**Extracted material**
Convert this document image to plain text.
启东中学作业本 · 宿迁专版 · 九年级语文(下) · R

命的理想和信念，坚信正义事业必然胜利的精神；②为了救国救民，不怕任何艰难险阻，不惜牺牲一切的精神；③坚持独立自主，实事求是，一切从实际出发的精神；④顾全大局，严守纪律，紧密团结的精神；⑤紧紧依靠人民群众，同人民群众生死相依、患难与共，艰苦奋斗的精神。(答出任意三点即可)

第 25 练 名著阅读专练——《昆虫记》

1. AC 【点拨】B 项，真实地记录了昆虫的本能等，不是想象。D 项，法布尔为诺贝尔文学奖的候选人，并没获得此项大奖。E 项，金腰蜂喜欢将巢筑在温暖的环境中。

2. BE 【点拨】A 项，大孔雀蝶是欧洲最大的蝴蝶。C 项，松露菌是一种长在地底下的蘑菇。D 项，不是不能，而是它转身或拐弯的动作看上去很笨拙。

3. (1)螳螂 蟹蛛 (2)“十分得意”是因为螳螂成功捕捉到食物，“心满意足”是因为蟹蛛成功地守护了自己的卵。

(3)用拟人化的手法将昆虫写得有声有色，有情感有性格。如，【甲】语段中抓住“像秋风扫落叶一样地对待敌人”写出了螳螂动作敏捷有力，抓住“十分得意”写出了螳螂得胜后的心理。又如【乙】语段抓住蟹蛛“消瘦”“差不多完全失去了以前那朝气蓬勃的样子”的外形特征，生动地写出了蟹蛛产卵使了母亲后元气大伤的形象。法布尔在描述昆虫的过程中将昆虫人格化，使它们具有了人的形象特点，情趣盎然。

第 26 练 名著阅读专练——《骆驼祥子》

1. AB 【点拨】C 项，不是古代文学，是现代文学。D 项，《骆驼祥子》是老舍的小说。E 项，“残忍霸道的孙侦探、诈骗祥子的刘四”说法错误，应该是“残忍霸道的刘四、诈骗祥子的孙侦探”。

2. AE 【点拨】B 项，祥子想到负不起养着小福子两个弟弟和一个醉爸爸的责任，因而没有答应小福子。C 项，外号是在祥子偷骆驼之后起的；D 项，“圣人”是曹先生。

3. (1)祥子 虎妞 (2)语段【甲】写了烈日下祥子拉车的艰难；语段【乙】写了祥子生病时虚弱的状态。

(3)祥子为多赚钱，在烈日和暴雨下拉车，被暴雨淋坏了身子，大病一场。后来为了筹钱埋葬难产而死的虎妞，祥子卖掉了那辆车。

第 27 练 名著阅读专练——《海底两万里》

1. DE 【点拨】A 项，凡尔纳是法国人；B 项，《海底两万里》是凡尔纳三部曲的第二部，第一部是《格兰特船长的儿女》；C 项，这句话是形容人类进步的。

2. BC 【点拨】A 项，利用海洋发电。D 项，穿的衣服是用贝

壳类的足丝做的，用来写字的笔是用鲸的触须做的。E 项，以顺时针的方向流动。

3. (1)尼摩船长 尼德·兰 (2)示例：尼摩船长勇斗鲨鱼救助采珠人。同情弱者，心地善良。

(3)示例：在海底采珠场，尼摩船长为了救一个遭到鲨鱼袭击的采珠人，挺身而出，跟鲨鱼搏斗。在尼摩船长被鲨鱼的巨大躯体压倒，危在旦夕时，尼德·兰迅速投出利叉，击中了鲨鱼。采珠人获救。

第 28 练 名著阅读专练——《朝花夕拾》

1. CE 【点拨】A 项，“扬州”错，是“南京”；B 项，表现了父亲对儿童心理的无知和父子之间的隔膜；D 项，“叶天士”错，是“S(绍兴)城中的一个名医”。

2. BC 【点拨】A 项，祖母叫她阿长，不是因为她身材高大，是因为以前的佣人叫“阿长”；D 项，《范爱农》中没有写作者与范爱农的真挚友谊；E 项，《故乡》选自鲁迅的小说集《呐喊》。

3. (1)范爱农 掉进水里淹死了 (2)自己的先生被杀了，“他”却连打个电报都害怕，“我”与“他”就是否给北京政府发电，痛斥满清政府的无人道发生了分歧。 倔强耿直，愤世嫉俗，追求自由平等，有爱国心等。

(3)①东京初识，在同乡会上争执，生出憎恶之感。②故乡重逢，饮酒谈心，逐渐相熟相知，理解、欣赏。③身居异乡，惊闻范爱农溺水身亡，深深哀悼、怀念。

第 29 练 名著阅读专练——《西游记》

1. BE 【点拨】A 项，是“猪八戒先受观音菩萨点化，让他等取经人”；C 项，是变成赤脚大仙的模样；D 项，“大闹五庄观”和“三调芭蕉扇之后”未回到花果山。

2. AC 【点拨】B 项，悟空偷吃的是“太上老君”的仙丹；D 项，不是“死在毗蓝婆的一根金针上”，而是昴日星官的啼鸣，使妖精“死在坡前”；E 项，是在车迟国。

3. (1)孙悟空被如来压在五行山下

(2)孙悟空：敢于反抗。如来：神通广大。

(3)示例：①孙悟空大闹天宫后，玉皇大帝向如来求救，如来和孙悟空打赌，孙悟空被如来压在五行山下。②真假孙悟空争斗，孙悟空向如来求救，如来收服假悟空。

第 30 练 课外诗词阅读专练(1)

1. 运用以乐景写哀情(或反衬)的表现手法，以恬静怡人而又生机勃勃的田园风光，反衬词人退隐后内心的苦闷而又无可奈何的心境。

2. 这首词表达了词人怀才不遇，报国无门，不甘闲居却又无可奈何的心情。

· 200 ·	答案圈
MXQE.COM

**Short task**
Repeat all of the records above exactly as written.

**Response below**
Convert this document image to plain text.
启东中学作业本 · 宿迁专版 · 九年级语文(下) · R

命的理想和信念，坚信正义事业必然胜利的精神；②为了救国救民，不怕任何艰难险阻，不惜牺牲一切的精神；③坚持独立自主，实事求是，一切从实际出发的精神；④顾全大局，严守纪律，紧密团结的精神；⑤紧紧依靠人民群众，同人民群众生死相依、患难与共，艰苦奋斗的精神。(答出任意三点即可)

第 25 练 名著阅读专练——《昆虫记》

1. AC 【点拨】B 项，真实地记录了昆虫的本能等，不是想象。D 项，法布尔为诺贝尔文学奖的候选人，并没获得此项大奖。E 项，金腰蜂喜欢将巢筑在温暖的环境中。

2. BE 【点拨】A 项，大孔雀蝶是欧洲最大的蝴蝶。C 项，松露菌是一种长在地底下的蘑菇。D 项，不是不能，而是它转身或拐弯的动作看上去很笨拙。

3. (1)螳螂 蟹蛛 (2)“十分得意”是因为螳螂成功捕捉到食物，“心满意足”是因为蟹蛛成功地守护了自己的卵。

(3)用拟人化的手法将昆虫写得有声有色，有情感有性格。如，【甲】语段中抓住“像秋风扫落叶一样地对待敌人”写出了螳螂动作敏捷有力，抓住“十分得意”写出了螳螂得胜后的心理。又如【乙】语段抓住蟹蛛“消瘦”“差不多完全失去了以前那朝气蓬勃的样子”的外形特征，生动地写出了蟹蛛产卵使了母亲后元气大伤的形象。法布尔在描述昆虫的过程中将昆虫人格化，使它们具有了人的形象特点，情趣盎然。

第 26 练 名著阅读专练——《骆驼祥子》

1. AB 【点拨】C 项，不是古代文学，是现代文学。D 项，《骆驼祥子》是老舍的小说。E 项，“残忍霸道的孙侦探、诈骗祥子的刘四”说法错误，应该是“残忍霸道的刘四、诈骗祥子的孙侦探”。

2. AE 【点拨】B 项，祥子想到负不起养着小福子两个弟弟和一个醉爸爸的责任，因而没有答应小福子。C 项，外号是在祥子偷骆驼之后起的；D 项，“圣人”是曹先生。

3. (1)祥子 虎妞 (2)语段【甲】写了烈日下祥子拉车的艰难；语段【乙】写了祥子生病时虚弱的状态。

(3)祥子为多赚钱，在烈日和暴雨下拉车，被暴雨淋坏了身子，大病一场。后来为了筹钱埋葬难产而死的虎妞，祥子卖掉了那辆车。

第 27 练 名著阅读专练——《海底两万里》

1. DE 【点拨】A 项，凡尔纳是法国人；B 项，《海底两万里》是凡尔纳三部曲的第二部，第一部是《格兰特船长的儿女》；C 项，这句话是形容人类进步的。

2. BC 【点拨】A 项，利用海洋发电。D 项，穿的衣服是用贝

壳类的足丝做的，用来写字的笔是用鲸的触须做的。E 项，以顺时针的方向流动。

3. (1)尼摩船长 尼德·兰 (2)示例：尼摩船长勇斗鲨鱼救助采珠人。同情弱者，心地善良。

(3)示例：在海底采珠场，尼摩船长为了救一个遭到鲨鱼袭击的采珠人，挺身而出，跟鲨鱼搏斗。在尼摩船长被鲨鱼的巨大躯体压倒，危在旦夕时，尼德·兰迅速投出利叉，击中了鲨鱼。采珠人获救。

第 28 练 名著阅读专练——《朝花夕拾》

1. CE 【点拨】A 项，“扬州”错，是“南京”；B 项，表现了父亲对儿童心理的无知和父子之间的隔膜；D 项，“叶天士”错，是“S(绍兴)城中的一个名医”。

2. BC 【点拨】A 项，祖母叫她阿长，不是因为她身材高大，是因为以前的佣人叫“阿长”；D 项，《范爱农》中没有写作者与范爱农的真挚友谊；E 项，《故乡》选自鲁迅的小说集《呐喊》。

3. (1)范爱农 掉进水里淹死了 (2)自己的先生被杀了，“他”却连打个电报都害怕，“我”与“他”就是否给北京政府发电，痛斥满清政府的无人道发生了分歧。 倔强耿直，愤世嫉俗，追求自由平等，有爱国心等。

(3)①东京初识，在同乡会上争执，生出憎恶之感。②故乡重逢，饮酒谈心，逐渐相熟相知，理解、欣赏。③身居异乡，惊闻范爱农溺水身亡，深深哀悼、怀念。

第 29 练 名著阅读专练——《西游记》

1. BE 【点拨】A 项，是“猪八戒先受观音菩萨点化，让他等取经人”；C 项，是变成赤脚大仙的模样；D 项，“大闹五庄观”和“三调芭蕉扇之后”未回到花果山。

2. AC 【点拨】B 项，悟空偷吃的是“太上老君”的仙丹；D 项，不是“死在毗蓝婆的一根金针上”，而是昴日星官的啼鸣，使妖精“死在坡前”；E 项，是在车迟国。

3. (1)孙悟空被如来压在五行山下

(2)孙悟空：敢于反抗。如来：神通广大。

(3)示例：①孙悟空大闹天宫后，玉皇大帝向如来求救，如来和孙悟空打赌，孙悟空被如来压在五行山下。②真假孙悟空争斗，孙悟空向如来求救，如来收服假悟空。

第 30 练 课外诗词阅读专练(1)

1. 运用以乐景写哀情(或反衬)的表现手法，以恬静怡人而又生机勃勃的田园风光，反衬词人退隐后内心的苦闷而又无可奈何的心境。

2. 这首词表达了词人怀才不遇，报国无门，不甘闲居却又无可奈何的心情。

· 200 ·	答案圈
MXQE.COM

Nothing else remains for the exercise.